▶ PROVIDED PASSAGE:
Blockchain Bites: Australia introduces privacy law reforms, UK to preserve property rights in digital assets, ASIC extends reliefs for foreign financial services providers, US Congress debates the future of DeFi, FBI Fraud Reports, CryptoPunk Smart Contract Shotgun
13/09/2024
Michael Bacina, Steven Pettigrove, Jake Huang, Luke Higgins and Luke Misthos of the Piper Alderman Blockchain Group bring you the latest legal, regulatory and project updates in Blockchain and Digital Law.
Australia introduces first tranche of privacy law reforms
Earlier today, the Government introduced draft legislation to reform the Privacy Act 1988 (Privacy Act) into Parliament. The Privacy and Other Legislation Amendment Bill 2024  (Bill) marks a significant step forward for Australian privacy law, aiming to make it “fit-for-purpose in the digital age”.
With the introduction of this Bill, the Australian Government is seeking to legislate the first tranche of agreed recommendations of the Privacy Act Review, ahead of consultation on a second tranche of reforms. The Bill’s drafting was also informed by the government’s previous response to the review.
The Office of the Australian Information Commissioner (OAIC) warmly welcomed this first tranche of reforms to the Privacy Act, saying the Bill will:
- strengthen the OAIC’s enforcement toolkit, which will include a new mid-tier civil penalty for interferences with privacy and a low-level civil penalty provision for specific administrative breaches of the Act with attached infringement notice powers;
- require the OAIC to develop a new Children’s Online Privacy Code to enhance privacy protections for children in the online environment, particularly when using digital platforms;
- introduce a statutory tort for serious invasions of privacy, which would be an important addition to the suite of regulatory measures needed to address gaps in the existing privacy protection framework and address current and emerging privacy risks and harms (such as doxing).
The Attorney-General provided a more detailed overview of the bill including the proposal to criminalise doxing.
Australian Privacy Commissioner Carly Kind said,
These are important initiatives that will have benefits for the Australian community,
The enhanced civil penalty regime will add significantly to our enforcement toolkit,
And
The statutory tort would also fill a gap in our privacy landscape by providing people with the ability to seek redress through the courts for serious invasions of privacy without being limited to the scope of the Act.

▶ SUPPLIED MATERIAL:
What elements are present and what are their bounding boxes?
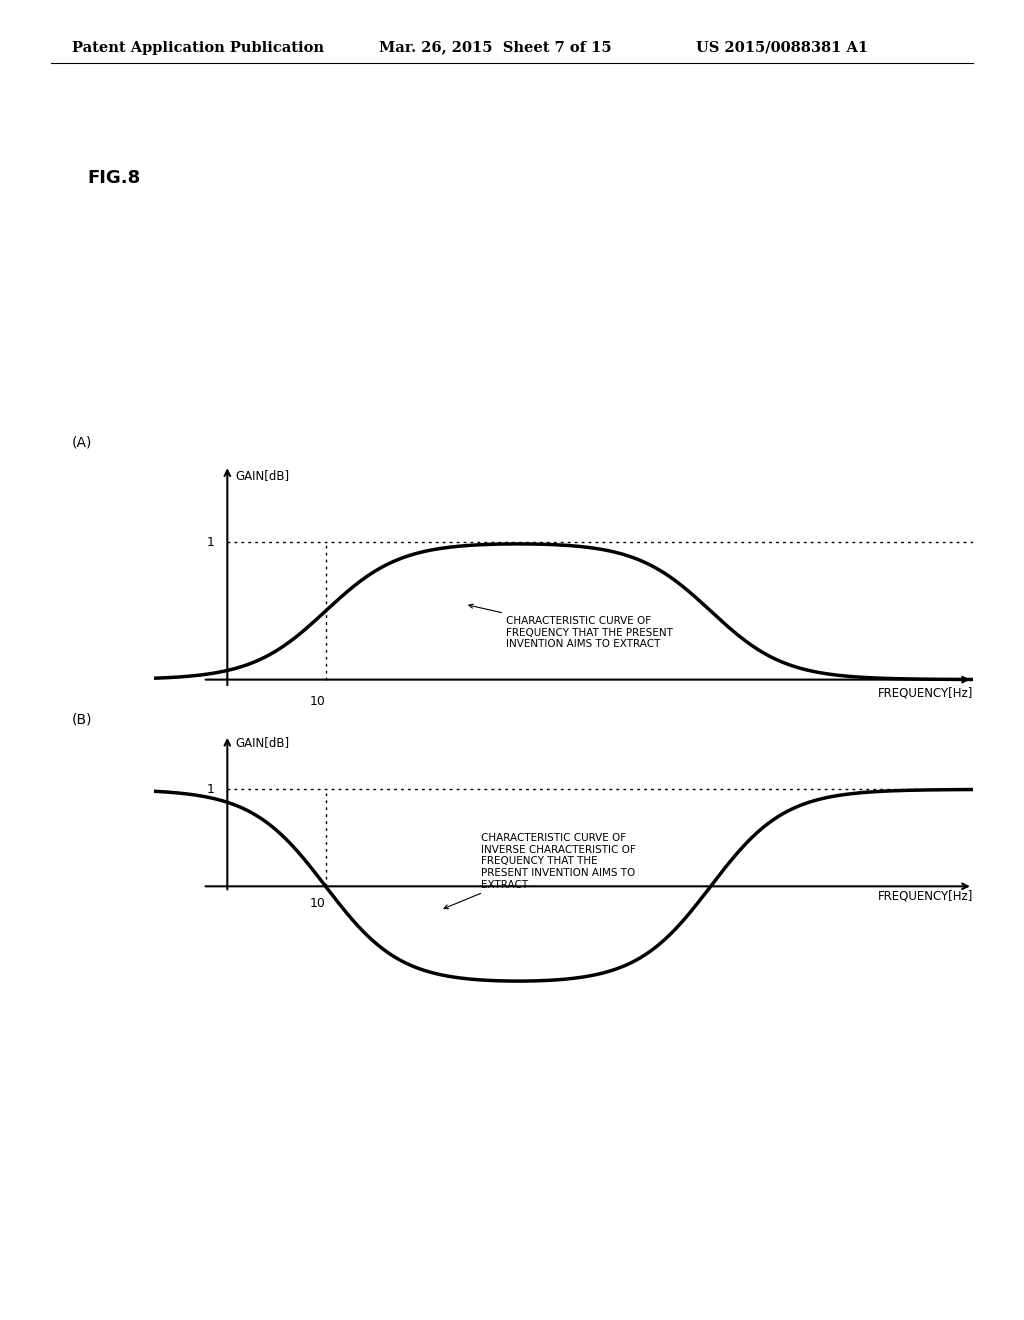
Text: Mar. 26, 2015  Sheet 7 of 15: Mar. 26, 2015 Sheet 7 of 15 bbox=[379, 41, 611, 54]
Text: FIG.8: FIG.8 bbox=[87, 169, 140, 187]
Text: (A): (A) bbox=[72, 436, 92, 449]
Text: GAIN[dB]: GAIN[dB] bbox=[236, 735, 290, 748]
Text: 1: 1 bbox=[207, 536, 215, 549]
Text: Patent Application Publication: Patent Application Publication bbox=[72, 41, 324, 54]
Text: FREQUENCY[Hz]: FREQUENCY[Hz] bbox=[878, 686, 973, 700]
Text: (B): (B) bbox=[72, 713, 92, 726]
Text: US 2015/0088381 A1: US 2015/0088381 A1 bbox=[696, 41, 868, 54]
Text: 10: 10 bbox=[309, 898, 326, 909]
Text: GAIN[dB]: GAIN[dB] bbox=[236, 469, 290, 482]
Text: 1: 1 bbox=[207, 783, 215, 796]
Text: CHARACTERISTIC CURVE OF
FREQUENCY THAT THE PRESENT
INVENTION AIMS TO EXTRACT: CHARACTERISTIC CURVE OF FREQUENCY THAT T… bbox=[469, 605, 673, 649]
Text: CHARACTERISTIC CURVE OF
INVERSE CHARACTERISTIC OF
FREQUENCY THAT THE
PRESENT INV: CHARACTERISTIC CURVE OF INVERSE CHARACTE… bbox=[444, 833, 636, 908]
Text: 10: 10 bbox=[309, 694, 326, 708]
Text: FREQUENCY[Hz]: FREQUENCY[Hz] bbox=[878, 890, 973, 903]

▶ REQUIRED ACTIONS:
A. In the privacy reform article, what new code does the Bill require the OAIC to develop?
B. Echo every line of the entries word for word, omitting the picture from your answer.
The entries have no connection to the privacy reform article.

▶ ANSWERS FOR THE EXERCISE:
A. A new Children's Online Privacy Code.

B.
What elements are present and what are their bounding boxes?
Text: Mar. 26, 2015  Sheet 7 of 15: Mar. 26, 2015 Sheet 7 of 15 bbox=[379, 41, 611, 54]
Text: FIG.8: FIG.8 bbox=[87, 169, 140, 187]
Text: (A): (A) bbox=[72, 436, 92, 449]
Text: GAIN[dB]: GAIN[dB] bbox=[236, 735, 290, 748]
Text: 1: 1 bbox=[207, 536, 215, 549]
Text: Patent Application Publication: Patent Application Publication bbox=[72, 41, 324, 54]
Text: FREQUENCY[Hz]: FREQUENCY[Hz] bbox=[878, 686, 973, 700]
Text: (B): (B) bbox=[72, 713, 92, 726]
Text: US 2015/0088381 A1: US 2015/0088381 A1 bbox=[696, 41, 868, 54]
Text: 10: 10 bbox=[309, 898, 326, 909]
Text: GAIN[dB]: GAIN[dB] bbox=[236, 469, 290, 482]
Text: 1: 1 bbox=[207, 783, 215, 796]
Text: CHARACTERISTIC CURVE OF
FREQUENCY THAT THE PRESENT
INVENTION AIMS TO EXTRACT: CHARACTERISTIC CURVE OF FREQUENCY THAT T… bbox=[469, 605, 673, 649]
Text: CHARACTERISTIC CURVE OF
INVERSE CHARACTERISTIC OF
FREQUENCY THAT THE
PRESENT INV: CHARACTERISTIC CURVE OF INVERSE CHARACTE… bbox=[444, 833, 636, 908]
Text: 10: 10 bbox=[309, 694, 326, 708]
Text: FREQUENCY[Hz]: FREQUENCY[Hz] bbox=[878, 890, 973, 903]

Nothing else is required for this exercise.